● Task objective:
Which lines have the string "xlabel"? Copy all of them from the entries below.

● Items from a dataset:
* * *

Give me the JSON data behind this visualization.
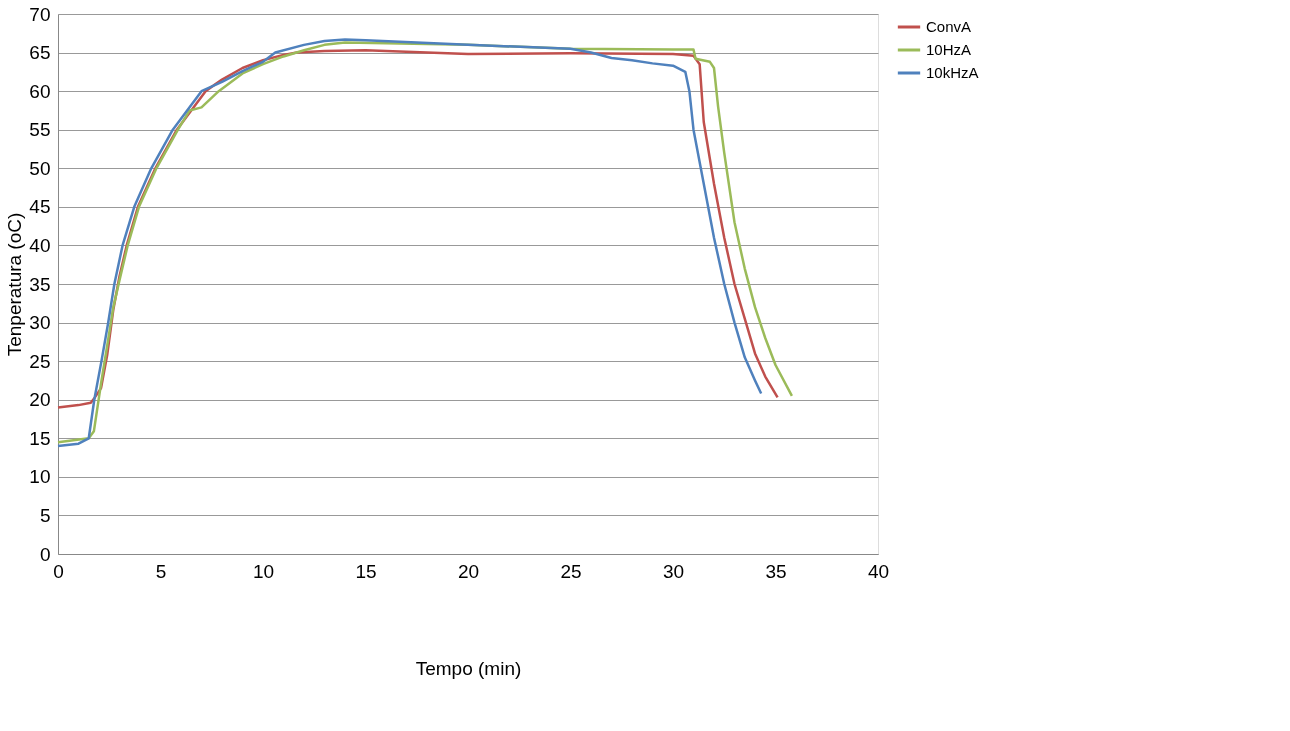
{
  "chart_data": {
    "type": "line",
    "xlabel": "Tempo (min)",
    "ylabel": "Tenperatura (oC)",
    "xlim": [
      0,
      40
    ],
    "xticks": [
      0,
      5,
      10,
      15,
      20,
      25,
      30,
      35,
      40
    ],
    "ylim": [
      0,
      70
    ],
    "yticks": [
      0,
      5,
      10,
      15,
      20,
      25,
      30,
      35,
      40,
      45,
      50,
      55,
      60,
      65,
      70
    ],
    "grid": "y",
    "legend": "right",
    "marker": "none",
    "line_style": "solid",
    "series": [
      {
        "name": "ConvA",
        "color": "#c0504d",
        "x": [
          0,
          1,
          1.6,
          1.8,
          2.1,
          2.4,
          2.7,
          3,
          3.35,
          3.9,
          4.75,
          5.8,
          7.2,
          8,
          9,
          10,
          11,
          11.65,
          13,
          15,
          20,
          25,
          30,
          31,
          31.3,
          31.5,
          32,
          32.5,
          33,
          33.5,
          34,
          34.5,
          35.1
        ],
        "values": [
          19,
          19.3,
          19.6,
          20.3,
          21.5,
          25.8,
          31.7,
          36,
          40,
          45,
          50,
          55,
          60,
          61.5,
          63,
          64,
          64.7,
          65,
          65.2,
          65.3,
          64.8,
          64.9,
          64.8,
          64.6,
          63.5,
          56,
          48,
          41,
          35,
          30.5,
          26,
          23,
          20.3
        ]
      },
      {
        "name": "10HzA",
        "color": "#9bbb59",
        "x": [
          0,
          1.5,
          1.75,
          2.1,
          2.4,
          2.7,
          3,
          3.4,
          3.95,
          4.8,
          5.85,
          6.42,
          7,
          7.84,
          9,
          10,
          11,
          12,
          13,
          14,
          20,
          25,
          30,
          31,
          31.1,
          31.8,
          32,
          32.2,
          32.5,
          33,
          33.5,
          34,
          34.5,
          35,
          35.8
        ],
        "values": [
          14.5,
          15,
          15.9,
          22.1,
          27,
          32,
          35.5,
          40,
          45,
          50,
          55,
          57.5,
          57.9,
          60,
          62.3,
          63.5,
          64.5,
          65.3,
          66,
          66.3,
          66,
          65.5,
          65.4,
          65.4,
          64.2,
          63.8,
          63,
          58,
          52,
          43,
          37,
          32,
          28,
          24.5,
          20.5
        ]
      },
      {
        "name": "10kHzA",
        "color": "#4f81bd",
        "x": [
          0,
          1,
          1.5,
          1.77,
          2.12,
          2.45,
          2.75,
          3.15,
          3.72,
          4.55,
          5.6,
          7,
          8,
          9,
          10,
          10.6,
          12,
          13,
          14,
          15,
          20,
          25,
          26,
          27,
          28,
          29,
          30,
          30.6,
          30.8,
          31,
          31.5,
          32,
          32.5,
          33,
          33.5,
          34,
          34.3
        ],
        "values": [
          14,
          14.3,
          15,
          20,
          25,
          30,
          35,
          40,
          45,
          50,
          55,
          60,
          61.2,
          62.6,
          63.8,
          65,
          66,
          66.5,
          66.7,
          66.6,
          66,
          65.5,
          65,
          64.3,
          64,
          63.6,
          63.3,
          62.5,
          60,
          55,
          48,
          41,
          35,
          30,
          25.5,
          22.5,
          20.8
        ]
      }
    ]
  }
}
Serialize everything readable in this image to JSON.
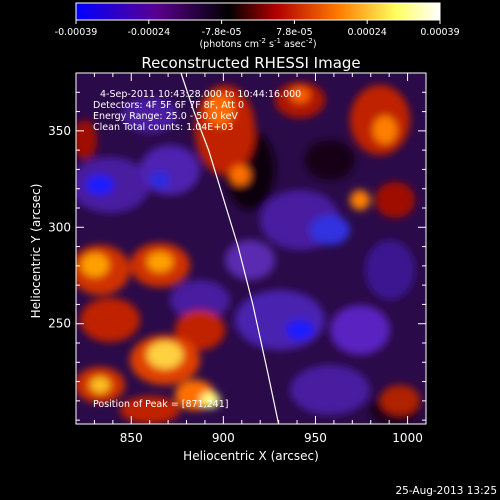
{
  "colorbar": {
    "tick_labels": [
      "-0.00039",
      "-0.00024",
      "-7.8e-05",
      "7.8e-05",
      "0.00024",
      "0.00039"
    ],
    "units_line1": "(photons cm",
    "units_sup1": "-2",
    "units_mid": " s",
    "units_sup2": "-1",
    "units_mid2": " asec",
    "units_sup3": "-2",
    "units_end": ")",
    "colors": [
      "#0000ff",
      "#5a0090",
      "#000000",
      "#b00000",
      "#ff7a00",
      "#ffff60",
      "#ffffff"
    ]
  },
  "chart_data": {
    "type": "heatmap",
    "title": "Reconstructed RHESSI Image",
    "xlabel": "Heliocentric X (arcsec)",
    "ylabel": "Heliocentric Y (arcsec)",
    "xlim": [
      820,
      1010
    ],
    "ylim": [
      198,
      380
    ],
    "x_ticks": [
      850,
      900,
      950,
      1000
    ],
    "y_ticks": [
      250,
      300,
      350
    ],
    "annotations": [
      "4-Sep-2011 10:43:28.000 to 10:44:16.000",
      "Detectors: 4F 5F 6F 7F 8F, Att 0",
      "Energy Range: 25.0 - 50.0 keV",
      "Clean     Total counts: 1.04E+03"
    ],
    "peak_label": "Position of Peak = [871,241]",
    "limb_curve_x": [
      877,
      884,
      892,
      900,
      908,
      916,
      924,
      930
    ],
    "limb_curve_y": [
      380,
      360,
      340,
      315,
      290,
      260,
      225,
      198
    ]
  },
  "footer": {
    "timestamp": "25-Aug-2013 13:25"
  }
}
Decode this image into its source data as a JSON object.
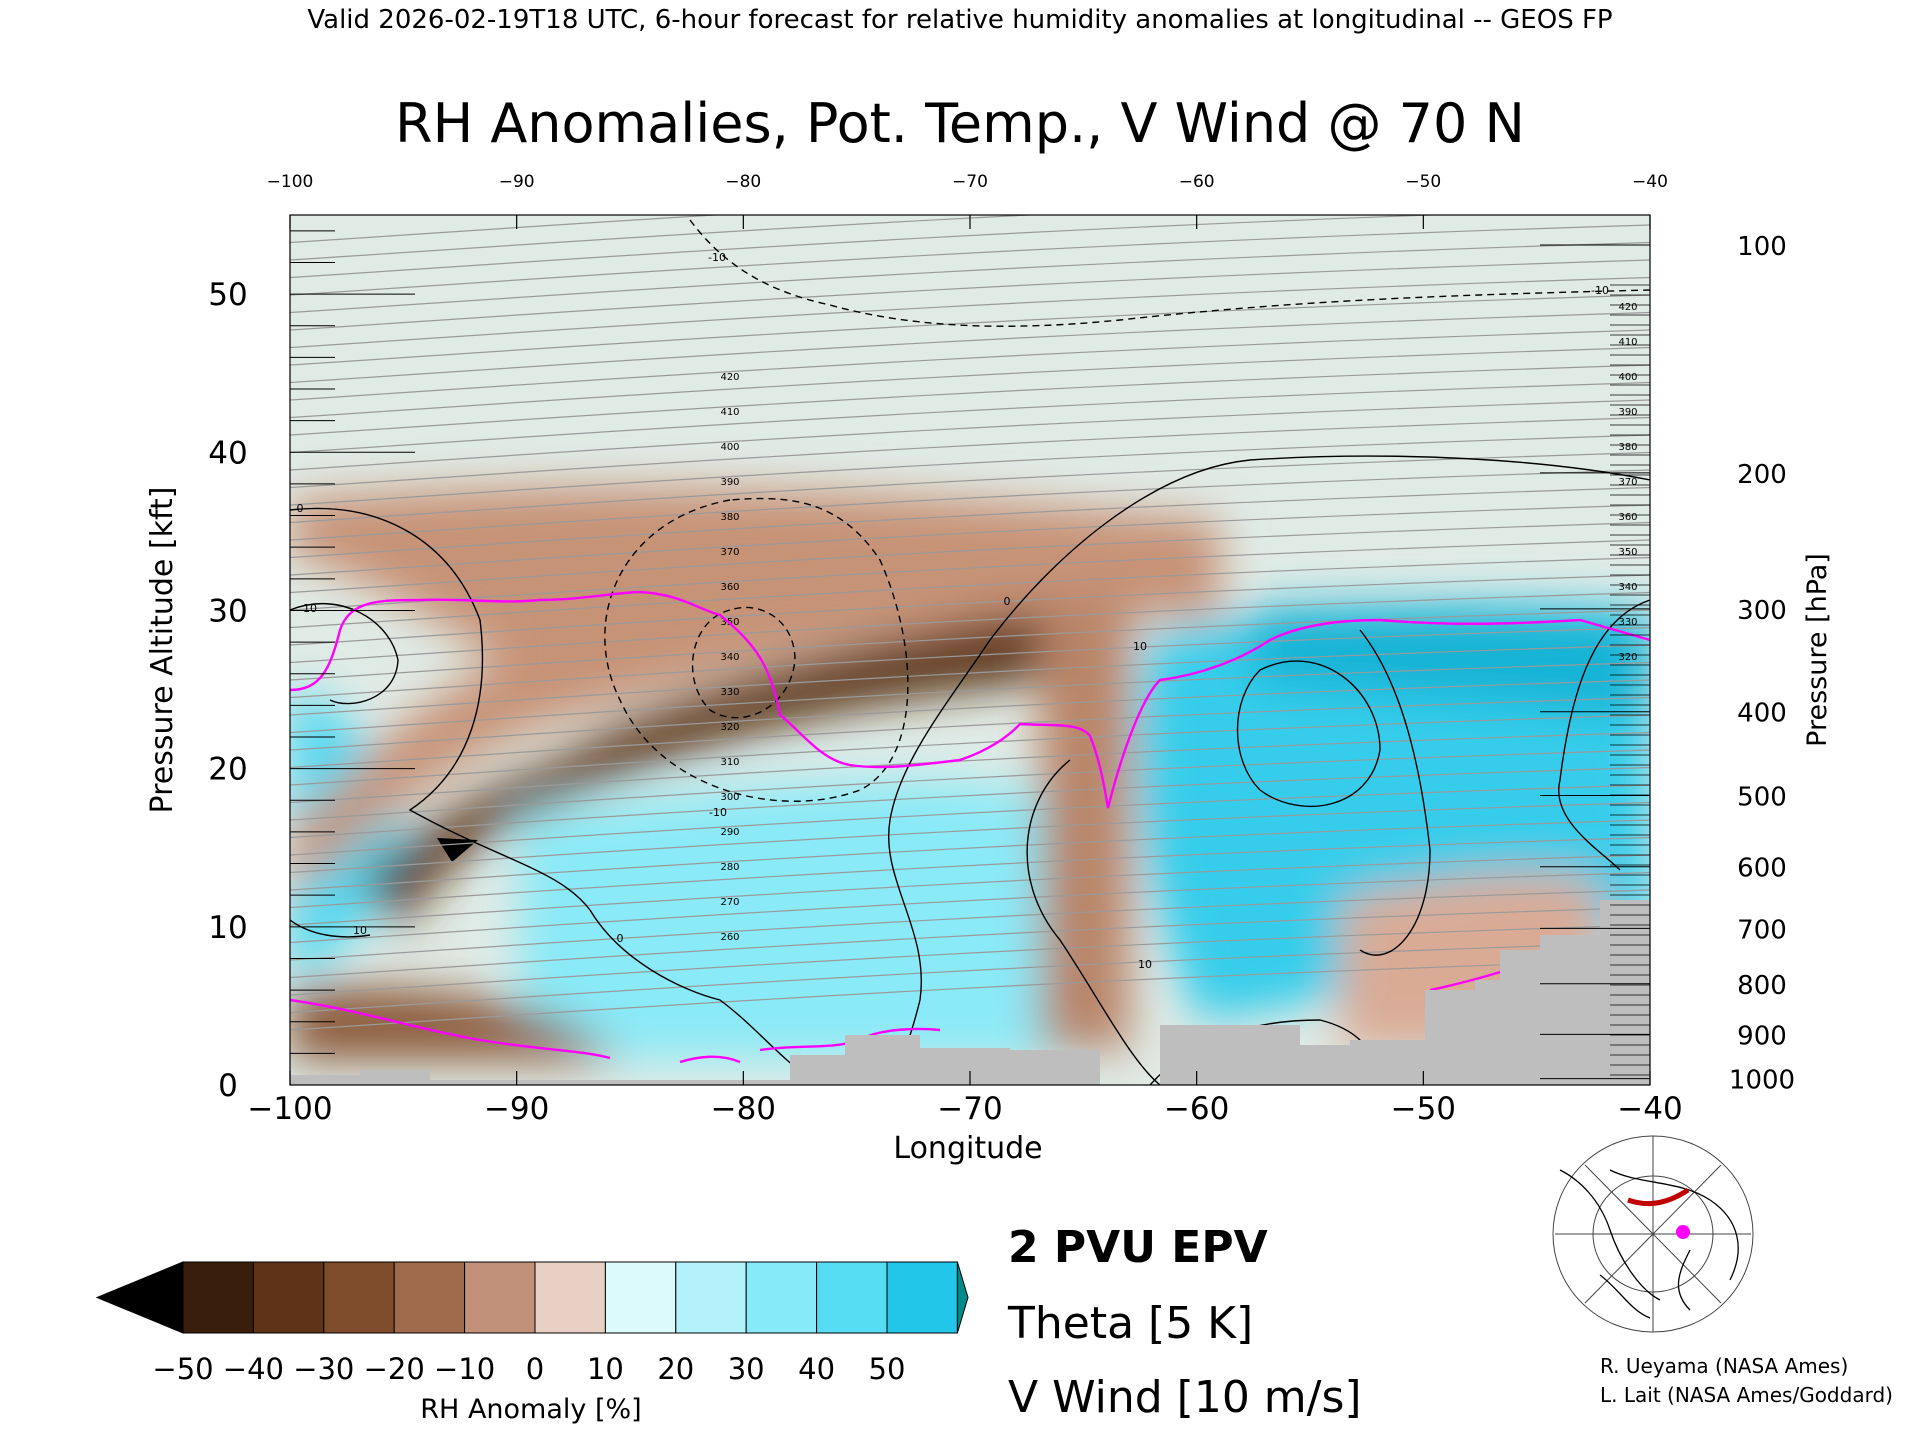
{
  "header": "Valid 2026-02-19T18 UTC, 6-hour forecast for relative humidity anomalies at longitudinal -- GEOS FP",
  "chart_data": {
    "type": "heatmap",
    "title": "RH Anomalies, Pot. Temp., V Wind @ 70 N",
    "xlabel": "Longitude",
    "ylabel_left": "Pressure Altitude [kft]",
    "ylabel_right": "Pressure [hPa]",
    "xlim": [
      -100,
      -40
    ],
    "ylim": [
      0,
      55
    ],
    "x_ticks": [
      -100,
      -90,
      -80,
      -70,
      -60,
      -50,
      -40
    ],
    "x_tick_labels": [
      "−100",
      "−90",
      "−80",
      "−70",
      "−60",
      "−50",
      "−40"
    ],
    "x_top_tick_labels": [
      "−100",
      "−90",
      "−80",
      "−70",
      "−60",
      "−50",
      "−40"
    ],
    "y_ticks": [
      0,
      10,
      20,
      30,
      40,
      50
    ],
    "y_tick_labels": [
      "0",
      "10",
      "20",
      "30",
      "40",
      "50"
    ],
    "pressure_ticks": [
      {
        "label": "100",
        "kft": 53.1
      },
      {
        "label": "200",
        "kft": 38.7
      },
      {
        "label": "300",
        "kft": 30.1
      },
      {
        "label": "400",
        "kft": 23.6
      },
      {
        "label": "500",
        "kft": 18.3
      },
      {
        "label": "600",
        "kft": 13.8
      },
      {
        "label": "700",
        "kft": 9.9
      },
      {
        "label": "800",
        "kft": 6.4
      },
      {
        "label": "900",
        "kft": 3.2
      },
      {
        "label": "1000",
        "kft": 0.4
      }
    ],
    "colorbar": {
      "label": "RH Anomaly [%]",
      "tick_labels": [
        "−50",
        "−40",
        "−30",
        "−20",
        "−10",
        "0",
        "10",
        "20",
        "30",
        "40",
        "50"
      ],
      "colors": [
        "#3a1e0c",
        "#5e3317",
        "#7f4c2b",
        "#9f6b4c",
        "#c1917a",
        "#e6cfc3",
        "#dcfafc",
        "#b2f3fb",
        "#86eaf8",
        "#56dcf3",
        "#22c6e8"
      ],
      "low_color": "#000000",
      "high_color": "#008b8b"
    },
    "theta_labels": [
      "260",
      "270",
      "280",
      "290",
      "300",
      "310",
      "320",
      "330",
      "340",
      "350",
      "360",
      "370",
      "380",
      "390",
      "400",
      "410",
      "420"
    ],
    "vwind_labels": [
      "0",
      "10",
      "-10"
    ],
    "legend": [
      {
        "label": "2 PVU EPV",
        "color": "#ff00ff"
      },
      {
        "label": "Theta [5 K]",
        "color": "#a8a8a8"
      },
      {
        "label": "V Wind [10 m/s]",
        "color": "#000000"
      }
    ],
    "terrain_color": "#bebebe",
    "epv_color": "#ff00ff"
  },
  "credits": [
    "R. Ueyama (NASA Ames)",
    "L. Lait (NASA Ames/Goddard)"
  ]
}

* * *

● Result of this exercise:
    "xlabel": "Tempo (min)",
    "xlabel": "Heliocentric X (arcsec)",
    "xlabel": "Longitude",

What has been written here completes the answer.